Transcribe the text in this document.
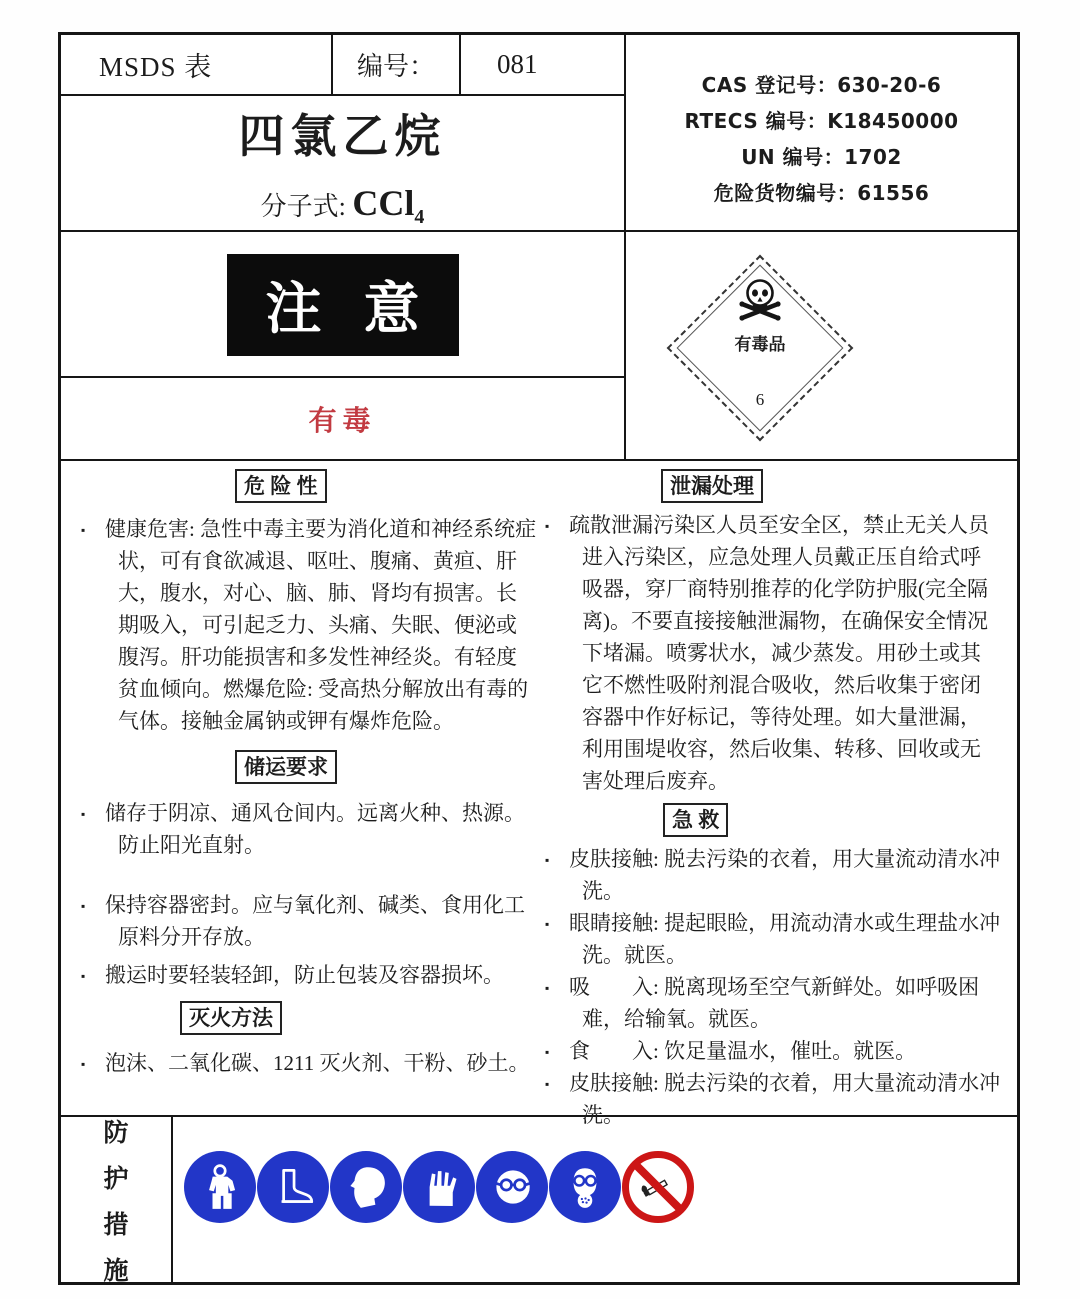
MSDS 表	编号： 081
四氯乙烷
分子式: CCl$_4$
CAS 登记号：630-20-6
RTECS 编号：K18450000
UN 编号：1702
危险货物编号：61556
注 意
有毒
有毒品
6
危 险 性
▪ 健康危害: 急性中毒主要为消化道和神经系统症状，可有食欲减退、呕吐、腹痛、黄疸、肝大，腹水，对心、脑、肺、肾均有损害。长期吸入，可引起乏力、头痛、失眠、便泌或腹泻。肝功能损害和多发性神经炎。有轻度贫血倾向。燃爆危险: 受高热分解放出有毒的气体。接触金属钠或钾有爆炸危险。
储运要求
▪ 储存于阴凉、通风仓间内。远离火种、热源。防止阳光直射。
▪ 保持容器密封。应与氧化剂、碱类、食用化工原料分开存放。
▪ 搬运时要轻装轻卸，防止包装及容器损坏。
灭火方法
▪ 泡沫、二氧化碳、1211 灭火剂、干粉、砂土。
泄漏处理
▪ 疏散泄漏污染区人员至安全区，禁止无关人员进入污染区，应急处理人员戴正压自给式呼吸器，穿厂商特别推荐的化学防护服(完全隔离)。不要直接接触泄漏物，在确保安全情况下堵漏。喷雾状水，减少蒸发。用砂土或其它不燃性吸附剂混合吸收，然后收集于密闭容器中作好标记，等待处理。如大量泄漏，利用围堤收容，然后收集、转移、回收或无害处理后废弃。
急 救
▪ 皮肤接触: 脱去污染的衣着，用大量流动清水冲洗。
▪ 眼睛接触: 提起眼睑，用流动清水或生理盐水冲洗。就医。
▪ 吸　　入: 脱离现场至空气新鲜处。如呼吸困难，给输氧。就医。
▪ 食　　入: 饮足量温水，催吐。就医。
▪ 皮肤接触: 脱去污染的衣着，用大量流动清水冲洗。
防
护
措
施
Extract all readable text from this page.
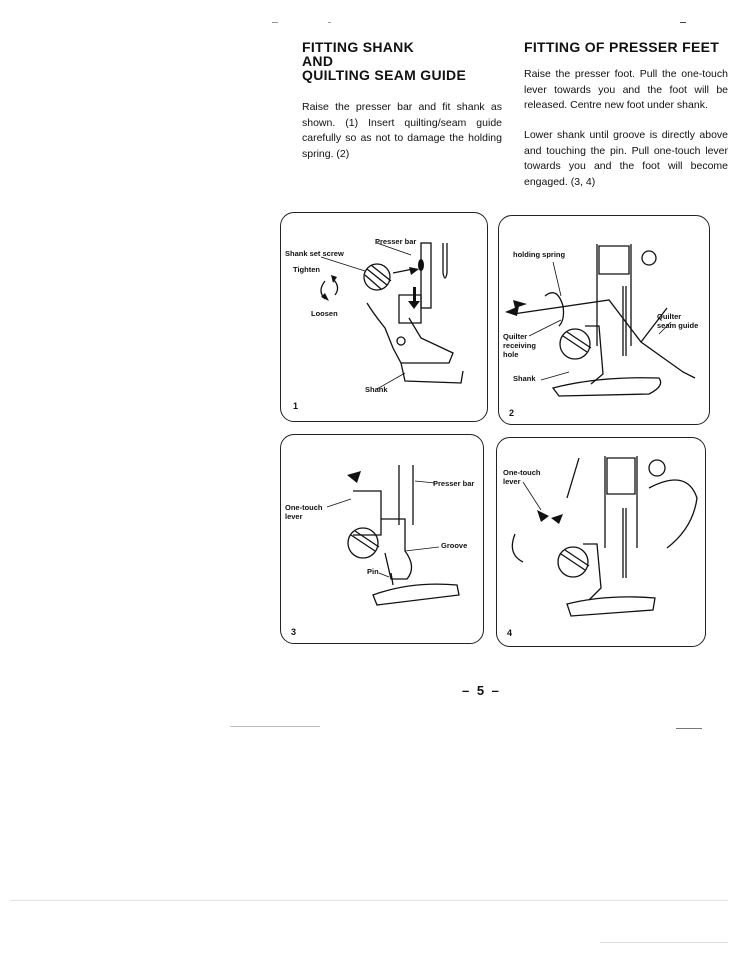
FITTING SHANK

AND

QUILTING SEAM GUIDE

Raise the presser bar and fit shank as shown. (1) Insert quilting/seam guide carefully so as not to damage the holding spring. (2)

FITTING OF PRESSER FEET

Raise the presser foot. Pull the one-touch lever towards you and the foot will be released. Centre new foot under shank.

Lower shank until groove is directly above and touching the pin. Pull one-touch lever towards you and the foot will become engaged. (3, 4)

Presser bar
Shank set screw
Tighten
Loosen
Shank
1
holding spring
Quilter
receiving
hole
Quilter
seam guide
Shank
2
Presser bar
One-touch
lever
Groove
Pin
3
One-touch
lever
4
– 5 –
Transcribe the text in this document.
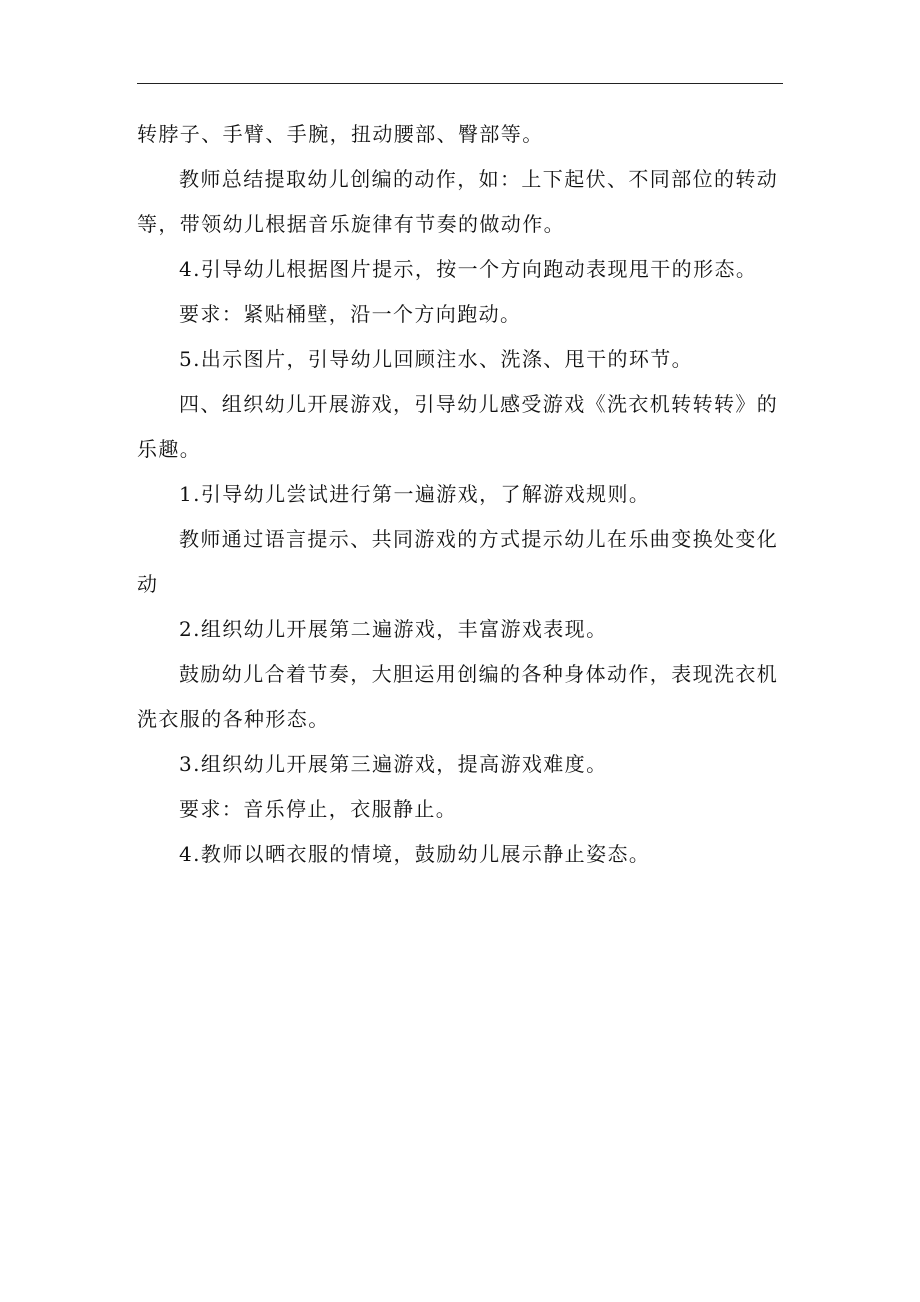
转脖子、手臂、手腕，扭动腰部、臀部等。

教师总结提取幼儿创编的动作，如：上下起伏、不同部位的转动等，带领幼儿根据音乐旋律有节奏的做动作。

4.引导幼儿根据图片提示，按一个方向跑动表现甩干的形态。

要求：紧贴桶壁，沿一个方向跑动。

5.出示图片，引导幼儿回顾注水、洗涤、甩干的环节。

四、组织幼儿开展游戏，引导幼儿感受游戏《洗衣机转转转》的乐趣。

1.引导幼儿尝试进行第一遍游戏，了解游戏规则。

教师通过语言提示、共同游戏的方式提示幼儿在乐曲变换处变化动

2.组织幼儿开展第二遍游戏，丰富游戏表现。

鼓励幼儿合着节奏，大胆运用创编的各种身体动作，表现洗衣机洗衣服的各种形态。

3.组织幼儿开展第三遍游戏，提高游戏难度。

要求：音乐停止，衣服静止。

4.教师以晒衣服的情境，鼓励幼儿展示静止姿态。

## STATED GOAL
Write down exactly the lines running from the line with "Extract all readable text from this page." through the end of the material, both ends included, and none of the pictures.

## IN RESPONSE
Extract all readable text from this page.
FITTING SHANK

AND

QUILTING SEAM GUIDE

Raise the presser bar and fit shank as shown. (1) Insert quilting/seam guide carefully so as not to damage the holding spring. (2)

FITTING OF PRESSER FEET

Raise the presser foot. Pull the one-touch lever towards you and the foot will be released. Centre new foot under shank.

Lower shank until groove is directly above and touching the pin. Pull one-touch lever towards you and the foot will become engaged. (3, 4)

Presser bar
Shank set screw
Tighten
Loosen
Shank
1
holding spring
Quilter
receiving
hole
Quilter
seam guide
Shank
2
Presser bar
One-touch
lever
Groove
Pin
3
One-touch
lever
4
– 5 –
Transcribe the text in this document.
转脖子、手臂、手腕，扭动腰部、臀部等。

教师总结提取幼儿创编的动作，如：上下起伏、不同部位的转动等，带领幼儿根据音乐旋律有节奏的做动作。

4.引导幼儿根据图片提示，按一个方向跑动表现甩干的形态。

要求：紧贴桶壁，沿一个方向跑动。

5.出示图片，引导幼儿回顾注水、洗涤、甩干的环节。

四、组织幼儿开展游戏，引导幼儿感受游戏《洗衣机转转转》的乐趣。

1.引导幼儿尝试进行第一遍游戏，了解游戏规则。

教师通过语言提示、共同游戏的方式提示幼儿在乐曲变换处变化动

2.组织幼儿开展第二遍游戏，丰富游戏表现。

鼓励幼儿合着节奏，大胆运用创编的各种身体动作，表现洗衣机洗衣服的各种形态。

3.组织幼儿开展第三遍游戏，提高游戏难度。

要求：音乐停止，衣服静止。

4.教师以晒衣服的情境，鼓励幼儿展示静止姿态。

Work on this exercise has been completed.